[Data records]

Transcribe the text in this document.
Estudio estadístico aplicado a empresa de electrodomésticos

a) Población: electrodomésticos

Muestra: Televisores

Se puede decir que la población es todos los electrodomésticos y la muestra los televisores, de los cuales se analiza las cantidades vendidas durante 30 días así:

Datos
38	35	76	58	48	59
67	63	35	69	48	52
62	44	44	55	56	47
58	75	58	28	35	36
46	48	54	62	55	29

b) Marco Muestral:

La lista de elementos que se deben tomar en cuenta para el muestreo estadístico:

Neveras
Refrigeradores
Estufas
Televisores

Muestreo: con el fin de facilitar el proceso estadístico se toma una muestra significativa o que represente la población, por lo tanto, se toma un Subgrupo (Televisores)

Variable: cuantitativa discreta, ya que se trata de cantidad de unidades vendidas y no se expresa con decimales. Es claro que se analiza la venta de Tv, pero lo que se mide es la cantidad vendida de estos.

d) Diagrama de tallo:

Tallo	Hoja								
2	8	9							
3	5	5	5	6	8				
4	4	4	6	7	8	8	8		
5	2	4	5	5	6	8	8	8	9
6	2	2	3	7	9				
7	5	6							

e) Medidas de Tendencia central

* * *

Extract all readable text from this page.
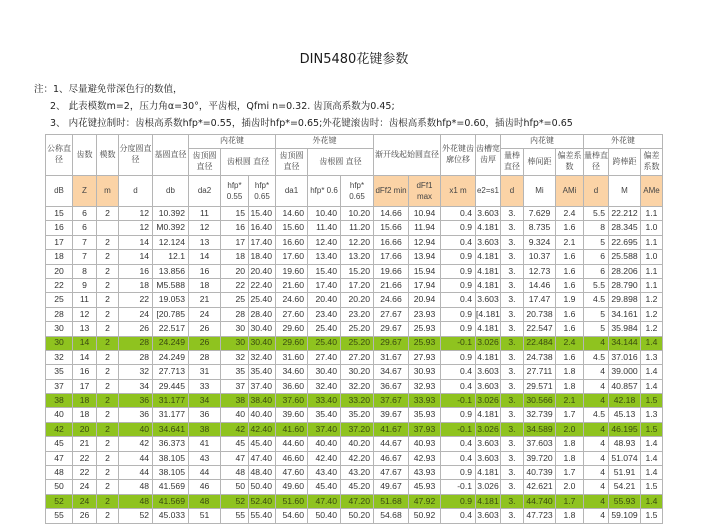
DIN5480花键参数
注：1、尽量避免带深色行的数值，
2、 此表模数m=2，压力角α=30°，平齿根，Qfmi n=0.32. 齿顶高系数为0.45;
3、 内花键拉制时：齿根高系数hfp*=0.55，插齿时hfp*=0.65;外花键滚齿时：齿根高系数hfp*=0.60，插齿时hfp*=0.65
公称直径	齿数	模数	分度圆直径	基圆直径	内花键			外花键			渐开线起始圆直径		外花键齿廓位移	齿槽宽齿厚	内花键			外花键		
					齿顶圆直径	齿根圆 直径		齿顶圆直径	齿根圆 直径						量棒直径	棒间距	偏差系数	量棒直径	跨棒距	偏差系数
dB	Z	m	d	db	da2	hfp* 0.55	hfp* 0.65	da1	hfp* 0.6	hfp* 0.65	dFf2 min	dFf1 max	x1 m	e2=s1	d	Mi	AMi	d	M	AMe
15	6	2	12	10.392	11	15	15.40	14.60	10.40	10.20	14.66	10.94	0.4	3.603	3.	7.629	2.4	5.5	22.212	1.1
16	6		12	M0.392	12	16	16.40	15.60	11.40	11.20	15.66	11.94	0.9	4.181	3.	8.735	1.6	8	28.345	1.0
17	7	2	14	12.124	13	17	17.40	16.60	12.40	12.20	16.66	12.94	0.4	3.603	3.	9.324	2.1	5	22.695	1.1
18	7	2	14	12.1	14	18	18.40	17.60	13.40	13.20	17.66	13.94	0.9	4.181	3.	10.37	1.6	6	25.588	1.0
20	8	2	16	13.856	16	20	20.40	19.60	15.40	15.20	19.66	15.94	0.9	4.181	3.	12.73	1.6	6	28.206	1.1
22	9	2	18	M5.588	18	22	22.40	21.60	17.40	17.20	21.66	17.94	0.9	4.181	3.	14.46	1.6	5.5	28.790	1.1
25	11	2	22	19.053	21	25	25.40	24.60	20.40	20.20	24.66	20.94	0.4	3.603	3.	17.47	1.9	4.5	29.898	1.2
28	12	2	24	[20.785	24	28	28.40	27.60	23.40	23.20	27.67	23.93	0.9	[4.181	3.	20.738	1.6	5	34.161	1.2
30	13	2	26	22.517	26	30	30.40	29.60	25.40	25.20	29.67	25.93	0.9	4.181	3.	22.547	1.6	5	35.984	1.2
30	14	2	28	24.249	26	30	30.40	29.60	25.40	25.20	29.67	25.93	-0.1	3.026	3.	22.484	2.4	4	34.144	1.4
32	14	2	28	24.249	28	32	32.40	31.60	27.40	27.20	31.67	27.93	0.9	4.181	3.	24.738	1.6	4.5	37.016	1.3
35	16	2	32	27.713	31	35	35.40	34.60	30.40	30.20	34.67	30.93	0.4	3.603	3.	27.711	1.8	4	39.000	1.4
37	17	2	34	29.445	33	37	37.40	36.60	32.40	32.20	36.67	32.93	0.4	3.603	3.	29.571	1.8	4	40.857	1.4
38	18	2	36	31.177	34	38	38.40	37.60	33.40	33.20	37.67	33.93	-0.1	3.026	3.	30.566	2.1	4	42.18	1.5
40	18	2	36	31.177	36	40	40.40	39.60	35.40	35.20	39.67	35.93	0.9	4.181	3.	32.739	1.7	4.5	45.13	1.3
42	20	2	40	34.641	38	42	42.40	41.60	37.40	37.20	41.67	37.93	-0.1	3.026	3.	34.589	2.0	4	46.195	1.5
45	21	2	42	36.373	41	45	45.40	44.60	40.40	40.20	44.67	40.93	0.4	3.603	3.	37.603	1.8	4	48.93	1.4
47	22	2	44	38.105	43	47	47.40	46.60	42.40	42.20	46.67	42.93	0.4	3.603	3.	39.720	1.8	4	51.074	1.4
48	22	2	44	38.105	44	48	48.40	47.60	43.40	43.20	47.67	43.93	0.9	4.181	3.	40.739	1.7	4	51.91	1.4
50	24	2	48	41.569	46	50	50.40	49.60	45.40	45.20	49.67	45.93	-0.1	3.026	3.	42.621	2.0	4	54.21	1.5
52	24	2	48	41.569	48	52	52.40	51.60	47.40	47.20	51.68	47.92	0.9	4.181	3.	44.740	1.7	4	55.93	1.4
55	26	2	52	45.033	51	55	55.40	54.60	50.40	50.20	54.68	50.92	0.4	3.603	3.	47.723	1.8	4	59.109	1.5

...

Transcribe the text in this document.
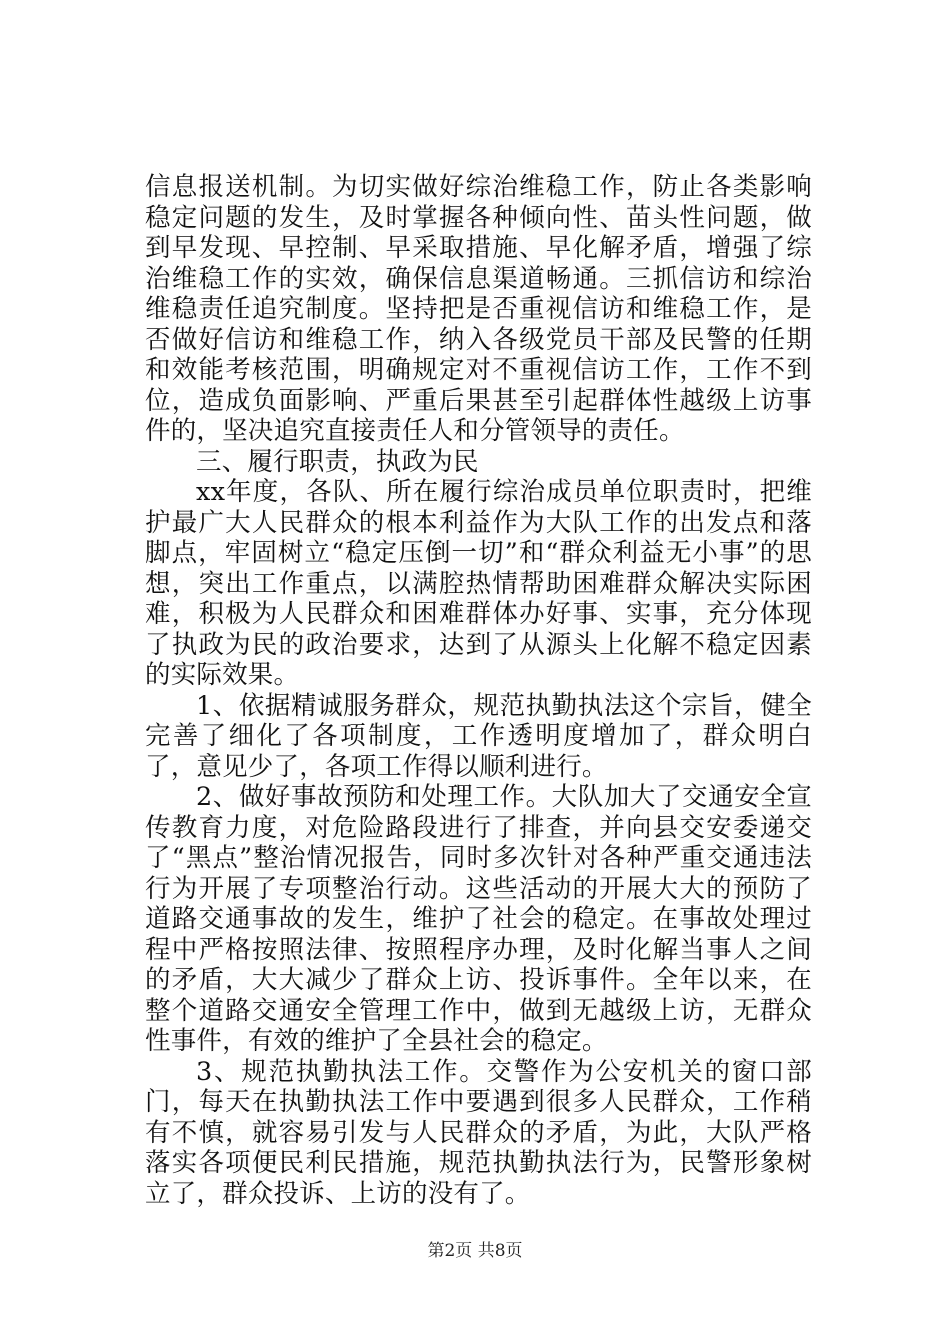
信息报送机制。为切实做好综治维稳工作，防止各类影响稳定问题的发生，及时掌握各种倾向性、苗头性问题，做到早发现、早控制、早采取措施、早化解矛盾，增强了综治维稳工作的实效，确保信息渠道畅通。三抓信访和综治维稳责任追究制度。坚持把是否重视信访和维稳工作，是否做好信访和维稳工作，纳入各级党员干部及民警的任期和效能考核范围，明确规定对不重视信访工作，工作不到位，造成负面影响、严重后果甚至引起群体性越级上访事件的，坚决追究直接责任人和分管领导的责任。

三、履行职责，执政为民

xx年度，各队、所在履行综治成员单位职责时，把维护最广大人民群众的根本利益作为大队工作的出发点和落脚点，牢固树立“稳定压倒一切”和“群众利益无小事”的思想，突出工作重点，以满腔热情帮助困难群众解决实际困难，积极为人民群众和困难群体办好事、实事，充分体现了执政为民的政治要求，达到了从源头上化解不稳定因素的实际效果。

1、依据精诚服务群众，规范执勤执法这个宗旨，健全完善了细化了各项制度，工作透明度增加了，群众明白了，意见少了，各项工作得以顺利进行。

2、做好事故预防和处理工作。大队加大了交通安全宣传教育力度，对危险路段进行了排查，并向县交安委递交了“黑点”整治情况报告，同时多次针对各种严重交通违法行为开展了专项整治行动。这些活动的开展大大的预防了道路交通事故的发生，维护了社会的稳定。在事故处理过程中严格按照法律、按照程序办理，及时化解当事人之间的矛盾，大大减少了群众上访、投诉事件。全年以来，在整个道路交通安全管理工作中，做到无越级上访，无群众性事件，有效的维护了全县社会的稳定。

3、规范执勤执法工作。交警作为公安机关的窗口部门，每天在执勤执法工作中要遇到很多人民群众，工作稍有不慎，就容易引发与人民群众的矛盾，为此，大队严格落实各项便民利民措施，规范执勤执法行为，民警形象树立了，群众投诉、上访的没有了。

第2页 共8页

| What to do |
Show, from the material above, each line that includes the string "analiza".

| Task answer |
Se puede decir que la población es todos los electrodomésticos y la muestra los televisores, de los cuales se analiza las cantidades vendidas durante 30 días así:
Variable: cuantitativa discreta, ya que se trata de cantidad de unidades vendidas y no se expresa con decimales. Es claro que se analiza la venta de Tv, pero lo que se mide es la cantidad vendida de estos.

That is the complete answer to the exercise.